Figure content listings
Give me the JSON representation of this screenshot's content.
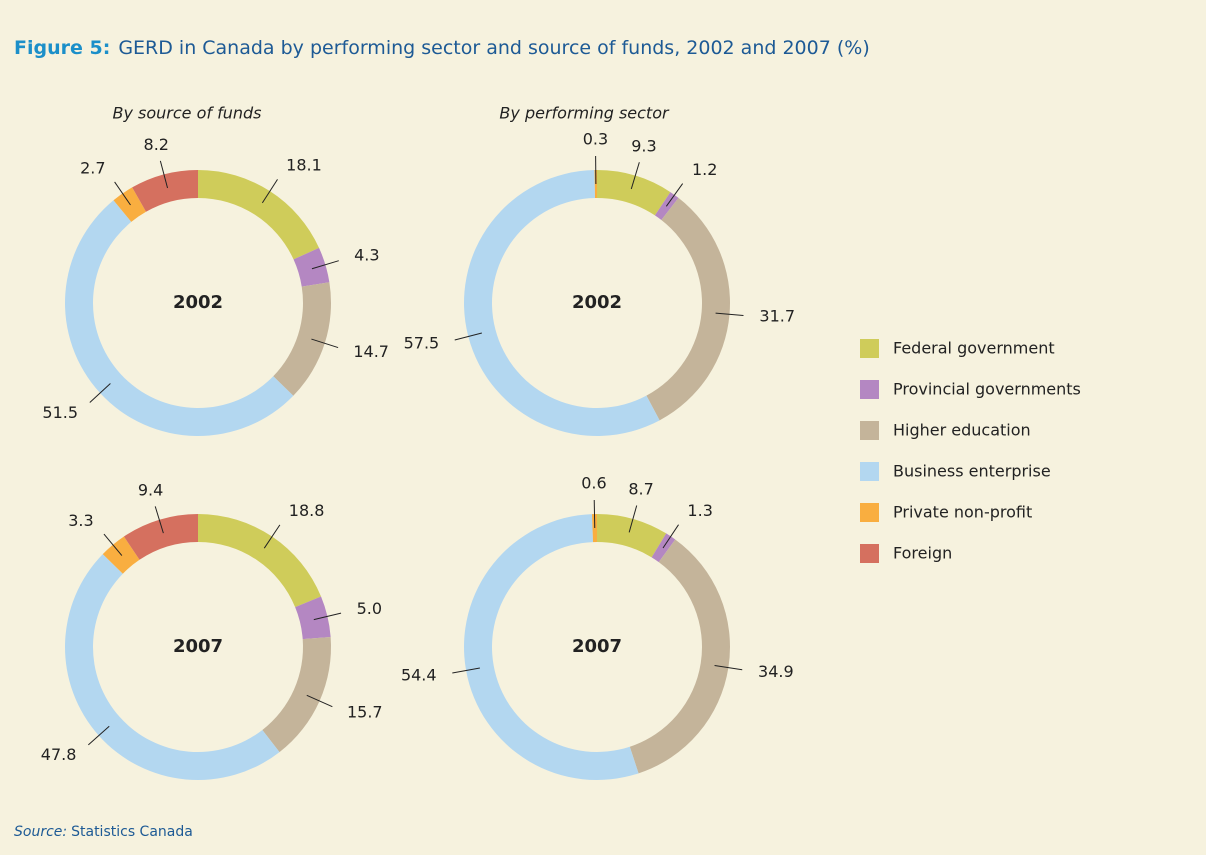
{
  "figure": {
    "label": "Figure 5:",
    "title": "GERD in Canada by performing sector and source of funds, 2002 and 2007 (%)"
  },
  "legend": {
    "labels": [
      "Federal government",
      "Provincial governments",
      "Higher education",
      "Business enterprise",
      "Private non-profit",
      "Foreign"
    ],
    "colors": [
      "#cfcc5a",
      "#b487c2",
      "#c4b49a",
      "#b3d7f0",
      "#f9ae40",
      "#d5705f"
    ]
  },
  "source": {
    "label": "Source:",
    "text": "Statistics Canada"
  },
  "chart_data": [
    {
      "type": "donut",
      "subtitle": "By source of funds",
      "center_label": "2002",
      "values": [
        18.1,
        4.3,
        14.7,
        51.5,
        2.7,
        8.2
      ]
    },
    {
      "type": "donut",
      "subtitle": "By performing sector",
      "center_label": "2002",
      "values": [
        9.3,
        1.2,
        31.7,
        57.5,
        0.3
      ]
    },
    {
      "type": "donut",
      "center_label": "2007",
      "values": [
        18.8,
        5.0,
        15.7,
        47.8,
        3.3,
        9.4
      ],
      "value_labels": [
        "18.8",
        "5.0",
        "15.7",
        "47.8",
        "3.3",
        "9.4"
      ]
    },
    {
      "type": "donut",
      "center_label": "2007",
      "values": [
        8.7,
        1.3,
        34.9,
        54.4,
        0.6
      ]
    }
  ]
}
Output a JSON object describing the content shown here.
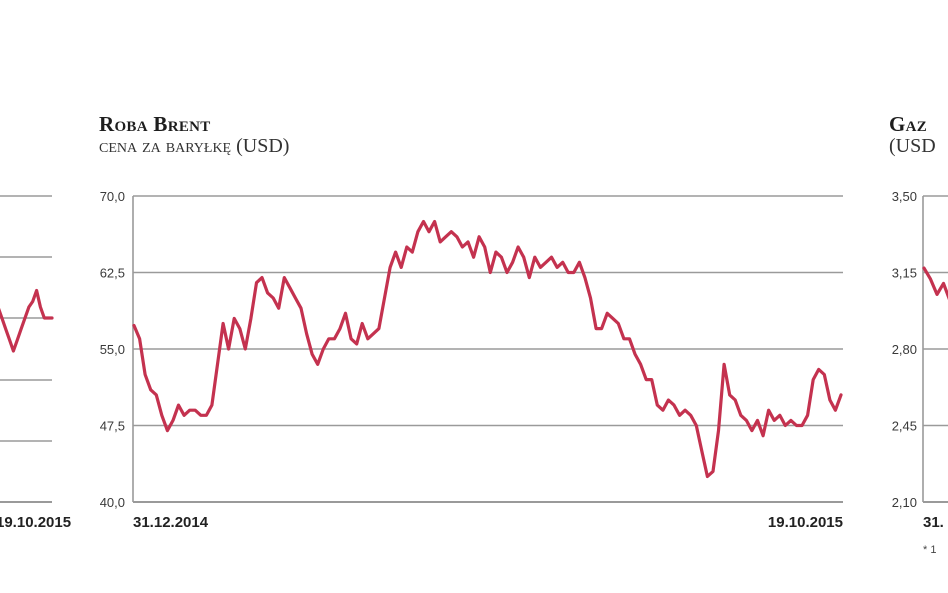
{
  "chart_data": [
    {
      "type": "line",
      "title": "",
      "subtitle": "",
      "x_labels": [
        "",
        "19.10.2015"
      ],
      "y_ticks": [],
      "series": [
        {
          "values": [
            58.0,
            57.0,
            56.0,
            55.0,
            54.0,
            55.0,
            56.0,
            57.0,
            58.0,
            58.5,
            59.5,
            58.0,
            57.0,
            57.0,
            57.0
          ]
        }
      ],
      "color": "#c4324f",
      "grid": "horizontal"
    },
    {
      "type": "line",
      "title": "Roba Brent",
      "subtitle": "cena za baryłkę (USD)",
      "x_labels": [
        "31.12.2014",
        "19.10.2015"
      ],
      "x_range": [
        "31.12.2014",
        "19.10.2015"
      ],
      "ylim": [
        40.0,
        70.0
      ],
      "y_ticks": [
        "70,0",
        "62,5",
        "55,0",
        "47,5",
        "40,0"
      ],
      "series": [
        {
          "values": [
            57.3,
            56.0,
            52.5,
            51.0,
            50.5,
            48.5,
            47.0,
            48.0,
            49.5,
            48.5,
            49.0,
            49.0,
            48.5,
            48.5,
            49.5,
            53.5,
            57.5,
            55.0,
            58.0,
            57.0,
            55.0,
            58.0,
            61.5,
            62.0,
            60.5,
            60.0,
            59.0,
            62.0,
            61.0,
            60.0,
            59.0,
            56.5,
            54.5,
            53.5,
            55.0,
            56.0,
            56.0,
            57.0,
            58.5,
            56.0,
            55.5,
            57.5,
            56.0,
            56.5,
            57.0,
            60.0,
            63.0,
            64.5,
            63.0,
            65.0,
            64.5,
            66.5,
            67.5,
            66.5,
            67.5,
            65.5,
            66.0,
            66.5,
            66.0,
            65.0,
            65.5,
            64.0,
            66.0,
            65.0,
            62.5,
            64.5,
            64.0,
            62.5,
            63.5,
            65.0,
            64.0,
            62.0,
            64.0,
            63.0,
            63.5,
            64.0,
            63.0,
            63.5,
            62.5,
            62.5,
            63.5,
            62.0,
            60.0,
            57.0,
            57.0,
            58.5,
            58.0,
            57.5,
            56.0,
            56.0,
            54.5,
            53.5,
            52.0,
            52.0,
            49.5,
            49.0,
            50.0,
            49.5,
            48.5,
            49.0,
            48.5,
            47.5,
            45.0,
            42.5,
            43.0,
            47.0,
            53.5,
            50.5,
            50.0,
            48.5,
            48.0,
            47.0,
            48.0,
            46.5,
            49.0,
            48.0,
            48.5,
            47.5,
            48.0,
            47.5,
            47.5,
            48.5,
            52.0,
            53.0,
            52.5,
            50.0,
            49.0,
            50.5
          ]
        }
      ],
      "color": "#c4324f",
      "grid": "horizontal"
    },
    {
      "type": "line",
      "title": "Gaz",
      "subtitle": "(USD",
      "x_labels": [
        "31."
      ],
      "ylim": [
        2.1,
        3.5
      ],
      "y_ticks": [
        "3,50",
        "3,15",
        "2,80",
        "2,45",
        "2,10"
      ],
      "series": [
        {
          "values": [
            3.17,
            3.12,
            3.05,
            3.1,
            3.02
          ]
        }
      ],
      "color": "#c4324f",
      "grid": "horizontal",
      "footnote": "* 1"
    }
  ]
}
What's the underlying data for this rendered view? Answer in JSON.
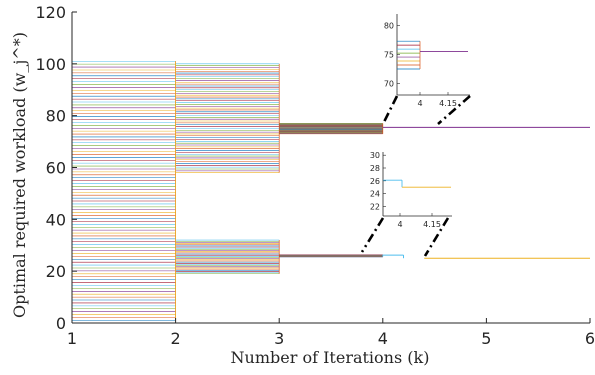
{
  "chart_data": {
    "type": "line",
    "subtype": "step",
    "xlabel": "Number of Iterations (k)",
    "ylabel": "Optimal required workload (w_j^*)",
    "xlim": [
      1,
      6
    ],
    "ylim": [
      0,
      120
    ],
    "x_ticks": [
      1,
      2,
      3,
      4,
      5,
      6
    ],
    "y_ticks": [
      0,
      20,
      40,
      60,
      80,
      100,
      120
    ],
    "grid": false,
    "legend": "none",
    "iteration_ranges": [
      {
        "from_k": 1,
        "to_k": 2,
        "min": 1,
        "max": 101
      },
      {
        "from_k": 2,
        "to_k": 3,
        "min": 58,
        "max": 100,
        "group": "upper"
      },
      {
        "from_k": 2,
        "to_k": 3,
        "min": 19,
        "max": 32,
        "group": "lower"
      },
      {
        "from_k": 3,
        "to_k": 4,
        "min": 73,
        "max": 77,
        "group": "upper"
      },
      {
        "from_k": 3,
        "to_k": 4,
        "min": 25.5,
        "max": 26.3,
        "group": "lower"
      }
    ],
    "converged": [
      {
        "group": "upper",
        "value": 75.5,
        "from_k": 4,
        "to_k": 6
      },
      {
        "group": "lower",
        "value": 25.0,
        "from_k": 4.4,
        "to_k": 6
      }
    ],
    "insets": [
      {
        "name": "upper-zoom",
        "x_ticks_labels": [
          "4",
          "4.15"
        ],
        "y_ticks": [
          70,
          75,
          80
        ],
        "ylim": [
          68,
          82
        ],
        "converged_value": 75.5
      },
      {
        "name": "lower-zoom",
        "x_ticks_labels": [
          "4",
          "4.15"
        ],
        "y_ticks": [
          22,
          24,
          26,
          28,
          30
        ],
        "ylim": [
          20.5,
          30.5
        ],
        "converged_value": 25.0
      }
    ]
  }
}
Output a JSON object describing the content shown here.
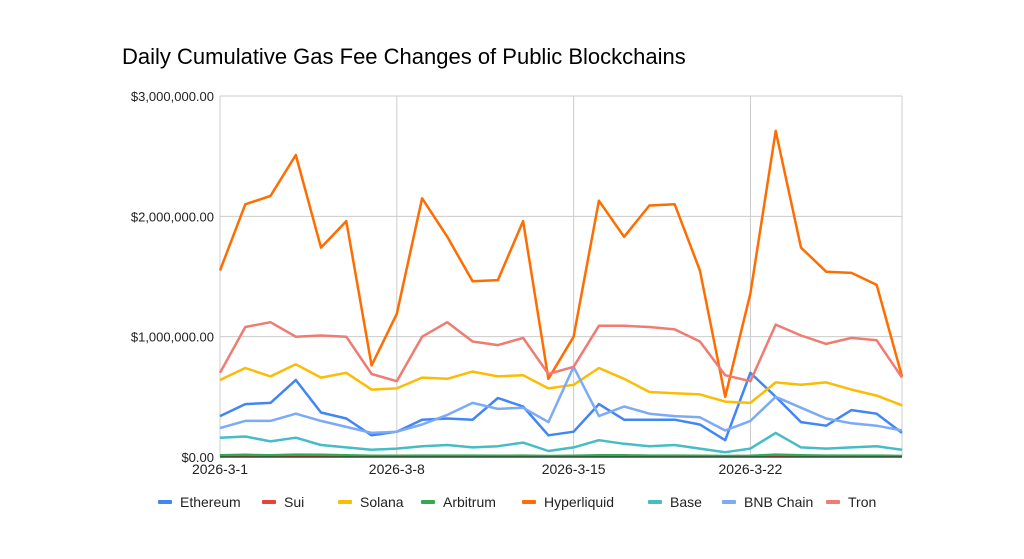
{
  "chart_data": {
    "type": "line",
    "title": "Daily Cumulative Gas Fee Changes of Public Blockchains",
    "xlabel": "",
    "ylabel": "",
    "x": [
      "2026-3-1",
      "2026-3-2",
      "2026-3-3",
      "2026-3-4",
      "2026-3-5",
      "2026-3-6",
      "2026-3-7",
      "2026-3-8",
      "2026-3-9",
      "2026-3-10",
      "2026-3-11",
      "2026-3-12",
      "2026-3-13",
      "2026-3-14",
      "2026-3-15",
      "2026-3-16",
      "2026-3-17",
      "2026-3-18",
      "2026-3-19",
      "2026-3-20",
      "2026-3-21",
      "2026-3-22",
      "2026-3-23",
      "2026-3-24",
      "2026-3-25",
      "2026-3-26",
      "2026-3-27",
      "2026-3-28"
    ],
    "x_tick_labels": [
      "2026-3-1",
      "2026-3-8",
      "2026-3-15",
      "2026-3-22"
    ],
    "y_tick_labels": [
      "$0.00",
      "$1,000,000.00",
      "$2,000,000.00",
      "$3,000,000.00"
    ],
    "ylim": [
      0,
      3000000
    ],
    "grid": true,
    "legend_position": "bottom",
    "series": [
      {
        "name": "Ethereum",
        "color": "#4285f4",
        "values": [
          340000,
          440000,
          450000,
          640000,
          370000,
          320000,
          180000,
          210000,
          310000,
          320000,
          310000,
          490000,
          420000,
          180000,
          210000,
          440000,
          310000,
          310000,
          310000,
          270000,
          140000,
          700000,
          500000,
          290000,
          260000,
          390000,
          360000,
          200000
        ]
      },
      {
        "name": "Sui",
        "color": "#ea4335",
        "values": [
          5000,
          5000,
          5000,
          5000,
          5000,
          5000,
          5000,
          5000,
          5000,
          5000,
          5000,
          5000,
          5000,
          5000,
          5000,
          5000,
          5000,
          5000,
          5000,
          5000,
          5000,
          5000,
          5000,
          5000,
          5000,
          5000,
          5000,
          5000
        ]
      },
      {
        "name": "Solana",
        "color": "#fbbc04",
        "values": [
          640000,
          740000,
          670000,
          770000,
          660000,
          700000,
          560000,
          570000,
          660000,
          650000,
          710000,
          670000,
          680000,
          570000,
          600000,
          740000,
          650000,
          540000,
          530000,
          520000,
          460000,
          450000,
          620000,
          600000,
          620000,
          560000,
          510000,
          430000
        ]
      },
      {
        "name": "Arbitrum",
        "color": "#34a853",
        "values": [
          15000,
          18000,
          15000,
          20000,
          18000,
          15000,
          10000,
          10000,
          12000,
          12000,
          12000,
          10000,
          12000,
          8000,
          10000,
          15000,
          14000,
          12000,
          12000,
          10000,
          8000,
          10000,
          20000,
          15000,
          12000,
          12000,
          12000,
          8000
        ]
      },
      {
        "name": "Hyperliquid",
        "color": "#ff6d01",
        "values": [
          1550000,
          2100000,
          2170000,
          2510000,
          1740000,
          1960000,
          760000,
          1190000,
          2150000,
          1830000,
          1460000,
          1470000,
          1960000,
          650000,
          1000000,
          2130000,
          1830000,
          2090000,
          2100000,
          1550000,
          500000,
          1360000,
          2710000,
          1740000,
          1540000,
          1530000,
          1430000,
          670000
        ]
      },
      {
        "name": "Base",
        "color": "#46bdc6",
        "values": [
          160000,
          170000,
          130000,
          160000,
          100000,
          80000,
          60000,
          70000,
          90000,
          100000,
          80000,
          90000,
          120000,
          50000,
          80000,
          140000,
          110000,
          90000,
          100000,
          70000,
          40000,
          70000,
          200000,
          80000,
          70000,
          80000,
          90000,
          60000
        ]
      },
      {
        "name": "BNB Chain",
        "color": "#7baaf7",
        "values": [
          240000,
          300000,
          300000,
          360000,
          300000,
          250000,
          200000,
          210000,
          270000,
          350000,
          450000,
          400000,
          410000,
          290000,
          750000,
          340000,
          420000,
          360000,
          340000,
          330000,
          220000,
          300000,
          500000,
          410000,
          320000,
          280000,
          260000,
          220000
        ]
      },
      {
        "name": "Tron",
        "color": "#f07b72",
        "values": [
          700000,
          1080000,
          1120000,
          1000000,
          1010000,
          1000000,
          690000,
          630000,
          1000000,
          1120000,
          960000,
          930000,
          990000,
          690000,
          750000,
          1090000,
          1090000,
          1080000,
          1060000,
          960000,
          680000,
          630000,
          1100000,
          1010000,
          940000,
          990000,
          970000,
          660000
        ]
      }
    ]
  }
}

▶ Exercise objective
In the listing, find all lines with the string "ylabel" and copy them.

▶ Expected output
    "ylabel": "Optimal required workload (w_j^*)",
    "ylabel": "",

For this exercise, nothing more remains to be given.